* **Instructions for the task**: Which lines include the word "circle"? Copy each of them.

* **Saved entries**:
◇ ◇ ◇

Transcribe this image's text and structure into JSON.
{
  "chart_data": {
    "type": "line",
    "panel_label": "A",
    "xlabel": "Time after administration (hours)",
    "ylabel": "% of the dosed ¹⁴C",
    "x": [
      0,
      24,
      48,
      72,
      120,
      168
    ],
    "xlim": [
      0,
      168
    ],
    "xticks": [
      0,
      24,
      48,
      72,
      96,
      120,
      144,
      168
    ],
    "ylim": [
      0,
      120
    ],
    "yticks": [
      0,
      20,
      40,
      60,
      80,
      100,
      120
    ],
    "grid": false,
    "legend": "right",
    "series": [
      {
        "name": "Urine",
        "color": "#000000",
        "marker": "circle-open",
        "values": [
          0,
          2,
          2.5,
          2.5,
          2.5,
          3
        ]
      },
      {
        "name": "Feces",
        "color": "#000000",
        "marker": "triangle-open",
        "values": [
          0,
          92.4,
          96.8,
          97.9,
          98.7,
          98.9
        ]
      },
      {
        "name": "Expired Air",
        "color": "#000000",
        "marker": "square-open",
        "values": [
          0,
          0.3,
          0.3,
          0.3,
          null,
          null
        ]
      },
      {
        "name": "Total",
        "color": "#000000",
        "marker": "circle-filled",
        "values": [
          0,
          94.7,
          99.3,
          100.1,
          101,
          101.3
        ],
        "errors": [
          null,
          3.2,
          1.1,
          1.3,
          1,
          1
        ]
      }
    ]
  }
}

◇ ◇ ◇

* **Task result**:
        "marker": "circle-open",
        "marker": "circle-filled",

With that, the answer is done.